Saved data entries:
>> begin
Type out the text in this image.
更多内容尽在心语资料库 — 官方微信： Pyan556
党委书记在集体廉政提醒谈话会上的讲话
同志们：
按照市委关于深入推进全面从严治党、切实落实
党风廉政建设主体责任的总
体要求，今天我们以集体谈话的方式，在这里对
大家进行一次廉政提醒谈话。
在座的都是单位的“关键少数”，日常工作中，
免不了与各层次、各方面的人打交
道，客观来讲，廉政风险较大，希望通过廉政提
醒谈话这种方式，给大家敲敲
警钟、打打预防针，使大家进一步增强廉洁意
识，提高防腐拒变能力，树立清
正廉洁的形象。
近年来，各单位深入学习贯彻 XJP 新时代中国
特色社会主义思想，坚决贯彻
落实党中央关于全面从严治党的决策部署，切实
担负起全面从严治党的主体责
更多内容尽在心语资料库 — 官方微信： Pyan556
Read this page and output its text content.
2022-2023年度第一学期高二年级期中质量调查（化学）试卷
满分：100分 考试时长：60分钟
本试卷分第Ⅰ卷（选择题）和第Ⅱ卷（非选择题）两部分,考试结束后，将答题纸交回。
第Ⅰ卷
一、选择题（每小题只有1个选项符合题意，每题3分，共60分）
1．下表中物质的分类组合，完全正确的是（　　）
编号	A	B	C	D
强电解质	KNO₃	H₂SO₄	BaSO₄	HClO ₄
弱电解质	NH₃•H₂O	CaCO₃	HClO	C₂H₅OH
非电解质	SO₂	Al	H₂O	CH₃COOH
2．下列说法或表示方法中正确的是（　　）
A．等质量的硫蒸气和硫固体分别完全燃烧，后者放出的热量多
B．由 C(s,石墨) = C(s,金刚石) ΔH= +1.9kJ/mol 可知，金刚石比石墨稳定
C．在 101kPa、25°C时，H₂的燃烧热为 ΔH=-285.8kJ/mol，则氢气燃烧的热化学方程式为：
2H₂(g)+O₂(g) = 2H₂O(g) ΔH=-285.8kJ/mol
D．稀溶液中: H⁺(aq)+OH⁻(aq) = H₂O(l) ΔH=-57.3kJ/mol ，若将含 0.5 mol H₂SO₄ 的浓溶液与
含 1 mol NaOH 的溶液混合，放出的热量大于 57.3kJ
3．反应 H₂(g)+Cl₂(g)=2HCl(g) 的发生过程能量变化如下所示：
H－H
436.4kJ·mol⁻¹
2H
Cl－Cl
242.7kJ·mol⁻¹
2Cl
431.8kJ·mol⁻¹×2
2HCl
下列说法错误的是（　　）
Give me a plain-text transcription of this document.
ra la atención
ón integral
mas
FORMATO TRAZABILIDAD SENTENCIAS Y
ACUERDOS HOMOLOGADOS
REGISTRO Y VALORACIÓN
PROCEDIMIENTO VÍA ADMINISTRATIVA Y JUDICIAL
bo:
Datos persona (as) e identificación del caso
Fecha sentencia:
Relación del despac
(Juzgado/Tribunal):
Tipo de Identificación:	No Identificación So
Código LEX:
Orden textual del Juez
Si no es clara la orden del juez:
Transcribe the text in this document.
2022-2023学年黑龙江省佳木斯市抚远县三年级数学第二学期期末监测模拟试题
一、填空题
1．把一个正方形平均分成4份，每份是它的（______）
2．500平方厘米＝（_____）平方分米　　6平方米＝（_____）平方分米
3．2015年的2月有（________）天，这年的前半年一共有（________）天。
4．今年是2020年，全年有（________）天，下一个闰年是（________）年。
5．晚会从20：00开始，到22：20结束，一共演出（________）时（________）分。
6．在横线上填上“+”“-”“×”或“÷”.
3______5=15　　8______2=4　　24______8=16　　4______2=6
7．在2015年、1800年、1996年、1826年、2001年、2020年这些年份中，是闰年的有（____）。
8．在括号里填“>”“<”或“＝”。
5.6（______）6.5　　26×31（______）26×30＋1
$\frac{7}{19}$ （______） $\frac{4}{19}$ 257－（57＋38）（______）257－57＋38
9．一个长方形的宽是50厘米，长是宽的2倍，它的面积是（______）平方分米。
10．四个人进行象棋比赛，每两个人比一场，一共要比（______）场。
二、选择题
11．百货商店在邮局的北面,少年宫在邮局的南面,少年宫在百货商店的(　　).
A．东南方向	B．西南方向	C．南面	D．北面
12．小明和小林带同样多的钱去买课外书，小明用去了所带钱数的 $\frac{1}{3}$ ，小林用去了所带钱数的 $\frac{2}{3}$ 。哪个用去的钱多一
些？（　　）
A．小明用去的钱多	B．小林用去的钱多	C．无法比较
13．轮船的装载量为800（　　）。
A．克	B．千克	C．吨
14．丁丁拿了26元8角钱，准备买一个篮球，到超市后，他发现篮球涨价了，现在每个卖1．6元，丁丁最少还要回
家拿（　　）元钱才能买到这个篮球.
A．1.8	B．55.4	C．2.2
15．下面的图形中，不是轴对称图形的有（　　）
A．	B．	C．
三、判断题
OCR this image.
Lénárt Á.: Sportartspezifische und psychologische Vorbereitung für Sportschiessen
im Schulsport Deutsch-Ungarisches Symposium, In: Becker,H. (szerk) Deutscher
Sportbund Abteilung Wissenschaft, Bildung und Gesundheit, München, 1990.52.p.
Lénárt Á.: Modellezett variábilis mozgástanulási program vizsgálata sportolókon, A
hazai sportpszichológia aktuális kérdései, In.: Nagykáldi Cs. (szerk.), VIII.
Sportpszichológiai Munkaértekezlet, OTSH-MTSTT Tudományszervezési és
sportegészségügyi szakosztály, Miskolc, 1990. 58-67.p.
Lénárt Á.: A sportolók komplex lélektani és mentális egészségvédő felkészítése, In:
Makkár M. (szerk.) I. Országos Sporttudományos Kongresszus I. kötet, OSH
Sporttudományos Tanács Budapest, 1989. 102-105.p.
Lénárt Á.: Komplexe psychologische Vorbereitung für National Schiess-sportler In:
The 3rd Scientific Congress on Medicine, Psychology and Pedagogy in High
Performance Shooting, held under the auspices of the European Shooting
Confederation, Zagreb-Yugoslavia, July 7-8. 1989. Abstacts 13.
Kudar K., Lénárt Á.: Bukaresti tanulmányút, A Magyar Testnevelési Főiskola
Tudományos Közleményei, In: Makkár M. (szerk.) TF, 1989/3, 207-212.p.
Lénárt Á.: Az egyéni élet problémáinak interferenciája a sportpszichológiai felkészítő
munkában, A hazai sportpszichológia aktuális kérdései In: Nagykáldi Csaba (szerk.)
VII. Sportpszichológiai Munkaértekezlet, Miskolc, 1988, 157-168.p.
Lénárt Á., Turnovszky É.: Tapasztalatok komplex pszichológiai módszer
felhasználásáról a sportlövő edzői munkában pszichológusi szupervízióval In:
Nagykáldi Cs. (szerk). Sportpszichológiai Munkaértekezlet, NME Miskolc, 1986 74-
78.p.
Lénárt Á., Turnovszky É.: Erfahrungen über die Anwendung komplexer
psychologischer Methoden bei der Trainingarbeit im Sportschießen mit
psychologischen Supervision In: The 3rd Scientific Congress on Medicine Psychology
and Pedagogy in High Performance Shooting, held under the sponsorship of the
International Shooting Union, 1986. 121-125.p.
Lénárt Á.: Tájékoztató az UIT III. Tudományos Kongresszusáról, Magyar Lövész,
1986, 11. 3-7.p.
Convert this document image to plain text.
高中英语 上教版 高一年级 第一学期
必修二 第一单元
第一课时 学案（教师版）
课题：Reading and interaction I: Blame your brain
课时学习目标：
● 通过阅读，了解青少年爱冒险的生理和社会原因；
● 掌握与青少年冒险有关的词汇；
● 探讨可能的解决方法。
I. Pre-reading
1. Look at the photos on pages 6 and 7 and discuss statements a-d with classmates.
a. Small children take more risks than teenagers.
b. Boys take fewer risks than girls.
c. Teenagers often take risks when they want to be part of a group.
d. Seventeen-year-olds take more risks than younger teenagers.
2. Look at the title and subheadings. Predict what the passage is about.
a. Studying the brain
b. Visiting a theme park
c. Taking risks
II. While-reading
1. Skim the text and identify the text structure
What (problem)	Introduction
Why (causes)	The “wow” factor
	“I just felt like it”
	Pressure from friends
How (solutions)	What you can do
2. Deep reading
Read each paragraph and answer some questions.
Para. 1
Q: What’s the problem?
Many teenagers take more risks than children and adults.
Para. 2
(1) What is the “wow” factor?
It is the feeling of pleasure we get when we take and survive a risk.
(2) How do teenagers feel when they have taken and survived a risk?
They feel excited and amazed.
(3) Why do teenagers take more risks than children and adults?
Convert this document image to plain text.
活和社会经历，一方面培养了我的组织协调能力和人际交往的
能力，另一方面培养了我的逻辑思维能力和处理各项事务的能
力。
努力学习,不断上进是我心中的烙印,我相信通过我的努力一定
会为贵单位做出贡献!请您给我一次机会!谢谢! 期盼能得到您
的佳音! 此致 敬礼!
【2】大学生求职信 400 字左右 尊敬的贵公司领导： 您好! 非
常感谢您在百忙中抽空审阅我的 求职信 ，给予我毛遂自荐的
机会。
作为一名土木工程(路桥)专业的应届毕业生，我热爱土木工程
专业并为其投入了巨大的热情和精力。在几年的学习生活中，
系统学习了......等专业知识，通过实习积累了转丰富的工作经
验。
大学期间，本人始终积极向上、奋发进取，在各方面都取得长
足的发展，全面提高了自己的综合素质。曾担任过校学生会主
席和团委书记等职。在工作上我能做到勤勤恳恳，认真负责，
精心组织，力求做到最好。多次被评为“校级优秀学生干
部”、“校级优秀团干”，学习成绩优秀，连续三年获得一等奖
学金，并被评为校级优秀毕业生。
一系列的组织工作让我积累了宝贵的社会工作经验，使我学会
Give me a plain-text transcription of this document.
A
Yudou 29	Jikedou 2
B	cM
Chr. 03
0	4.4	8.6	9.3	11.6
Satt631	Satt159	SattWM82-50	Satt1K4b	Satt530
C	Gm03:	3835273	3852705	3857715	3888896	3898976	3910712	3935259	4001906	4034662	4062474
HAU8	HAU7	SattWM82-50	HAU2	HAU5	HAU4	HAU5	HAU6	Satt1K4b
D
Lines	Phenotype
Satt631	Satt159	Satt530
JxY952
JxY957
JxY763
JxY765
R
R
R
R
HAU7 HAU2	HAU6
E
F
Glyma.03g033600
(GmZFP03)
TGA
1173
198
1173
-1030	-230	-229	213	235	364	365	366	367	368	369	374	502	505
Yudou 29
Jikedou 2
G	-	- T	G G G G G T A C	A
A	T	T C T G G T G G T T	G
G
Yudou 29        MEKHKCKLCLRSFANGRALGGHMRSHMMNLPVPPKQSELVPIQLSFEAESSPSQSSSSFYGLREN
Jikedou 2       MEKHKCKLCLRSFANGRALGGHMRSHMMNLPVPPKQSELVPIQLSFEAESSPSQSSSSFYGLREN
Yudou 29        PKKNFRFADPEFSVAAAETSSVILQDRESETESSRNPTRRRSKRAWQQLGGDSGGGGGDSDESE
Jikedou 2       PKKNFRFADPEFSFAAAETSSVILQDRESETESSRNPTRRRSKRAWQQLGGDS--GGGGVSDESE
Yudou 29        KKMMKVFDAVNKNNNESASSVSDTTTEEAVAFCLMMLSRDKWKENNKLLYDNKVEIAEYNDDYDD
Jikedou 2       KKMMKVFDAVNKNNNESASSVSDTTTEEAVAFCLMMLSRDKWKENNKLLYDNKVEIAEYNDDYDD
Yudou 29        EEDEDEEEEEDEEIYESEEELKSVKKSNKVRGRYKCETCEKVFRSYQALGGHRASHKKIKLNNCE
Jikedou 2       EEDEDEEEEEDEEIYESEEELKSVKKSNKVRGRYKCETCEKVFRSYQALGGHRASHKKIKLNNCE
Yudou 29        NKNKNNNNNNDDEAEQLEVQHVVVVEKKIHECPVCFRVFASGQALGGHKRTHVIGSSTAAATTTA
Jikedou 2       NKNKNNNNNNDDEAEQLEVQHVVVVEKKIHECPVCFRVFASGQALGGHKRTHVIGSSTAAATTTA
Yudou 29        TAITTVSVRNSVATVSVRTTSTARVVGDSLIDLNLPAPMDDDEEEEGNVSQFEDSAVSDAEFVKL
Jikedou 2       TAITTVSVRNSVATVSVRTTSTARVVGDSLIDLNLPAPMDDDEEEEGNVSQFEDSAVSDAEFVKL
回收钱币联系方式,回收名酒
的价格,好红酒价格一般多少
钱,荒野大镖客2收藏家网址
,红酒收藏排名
>> end
DESCRIPTION OF THE TASK:
Above are the records. Copy every line in them holding "hazai".

SOLUTION:
hazai sportpszichológia aktuális kérdései, In.: Nagykáldi Cs. (szerk.), VIII.
munkában, A hazai sportpszichológia aktuális kérdései In: Nagykáldi Csaba (szerk.)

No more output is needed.